◆ Required work:
Write each record again exactly as it stands.

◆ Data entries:

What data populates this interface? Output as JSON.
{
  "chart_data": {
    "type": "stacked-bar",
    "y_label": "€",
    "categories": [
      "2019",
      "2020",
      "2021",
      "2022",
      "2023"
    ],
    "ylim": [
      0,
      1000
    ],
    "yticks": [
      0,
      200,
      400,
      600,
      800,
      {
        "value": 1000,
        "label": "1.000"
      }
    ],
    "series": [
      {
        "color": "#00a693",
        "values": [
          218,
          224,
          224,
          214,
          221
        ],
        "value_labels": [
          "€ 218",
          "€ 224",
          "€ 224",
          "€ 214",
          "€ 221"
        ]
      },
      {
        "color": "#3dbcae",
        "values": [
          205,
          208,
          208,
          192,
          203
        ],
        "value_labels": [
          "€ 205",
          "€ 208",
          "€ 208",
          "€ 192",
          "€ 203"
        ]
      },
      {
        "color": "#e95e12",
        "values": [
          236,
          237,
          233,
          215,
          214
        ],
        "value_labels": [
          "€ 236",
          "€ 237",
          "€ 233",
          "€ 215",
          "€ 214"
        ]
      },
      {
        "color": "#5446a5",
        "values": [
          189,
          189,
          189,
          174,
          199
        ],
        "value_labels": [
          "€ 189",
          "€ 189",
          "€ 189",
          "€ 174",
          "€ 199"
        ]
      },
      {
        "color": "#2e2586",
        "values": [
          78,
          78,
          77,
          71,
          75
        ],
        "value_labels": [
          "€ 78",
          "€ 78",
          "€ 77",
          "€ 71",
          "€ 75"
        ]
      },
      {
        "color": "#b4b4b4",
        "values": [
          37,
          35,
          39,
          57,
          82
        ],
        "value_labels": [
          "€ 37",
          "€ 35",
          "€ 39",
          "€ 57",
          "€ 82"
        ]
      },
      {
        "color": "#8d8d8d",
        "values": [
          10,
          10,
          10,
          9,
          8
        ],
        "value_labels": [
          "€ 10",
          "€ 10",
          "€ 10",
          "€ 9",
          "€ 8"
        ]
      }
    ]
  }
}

◆ Problem solution:
What data populates this interface? Output as JSON.
{
  "chart_data": {
    "type": "stacked-bar",
    "y_label": "€",
    "categories": [
      "2019",
      "2020",
      "2021",
      "2022",
      "2023"
    ],
    "ylim": [
      0,
      1000
    ],
    "yticks": [
      0,
      200,
      400,
      600,
      800,
      {
        "value": 1000,
        "label": "1.000"
      }
    ],
    "series": [
      {
        "color": "#00a693",
        "values": [
          218,
          224,
          224,
          214,
          221
        ],
        "value_labels": [
          "€ 218",
          "€ 224",
          "€ 224",
          "€ 214",
          "€ 221"
        ]
      },
      {
        "color": "#3dbcae",
        "values": [
          205,
          208,
          208,
          192,
          203
        ],
        "value_labels": [
          "€ 205",
          "€ 208",
          "€ 208",
          "€ 192",
          "€ 203"
        ]
      },
      {
        "color": "#e95e12",
        "values": [
          236,
          237,
          233,
          215,
          214
        ],
        "value_labels": [
          "€ 236",
          "€ 237",
          "€ 233",
          "€ 215",
          "€ 214"
        ]
      },
      {
        "color": "#5446a5",
        "values": [
          189,
          189,
          189,
          174,
          199
        ],
        "value_labels": [
          "€ 189",
          "€ 189",
          "€ 189",
          "€ 174",
          "€ 199"
        ]
      },
      {
        "color": "#2e2586",
        "values": [
          78,
          78,
          77,
          71,
          75
        ],
        "value_labels": [
          "€ 78",
          "€ 78",
          "€ 77",
          "€ 71",
          "€ 75"
        ]
      },
      {
        "color": "#b4b4b4",
        "values": [
          37,
          35,
          39,
          57,
          82
        ],
        "value_labels": [
          "€ 37",
          "€ 35",
          "€ 39",
          "€ 57",
          "€ 82"
        ]
      },
      {
        "color": "#8d8d8d",
        "values": [
          10,
          10,
          10,
          9,
          8
        ],
        "value_labels": [
          "€ 10",
          "€ 10",
          "€ 10",
          "€ 9",
          "€ 8"
        ]
      }
    ]
  }
}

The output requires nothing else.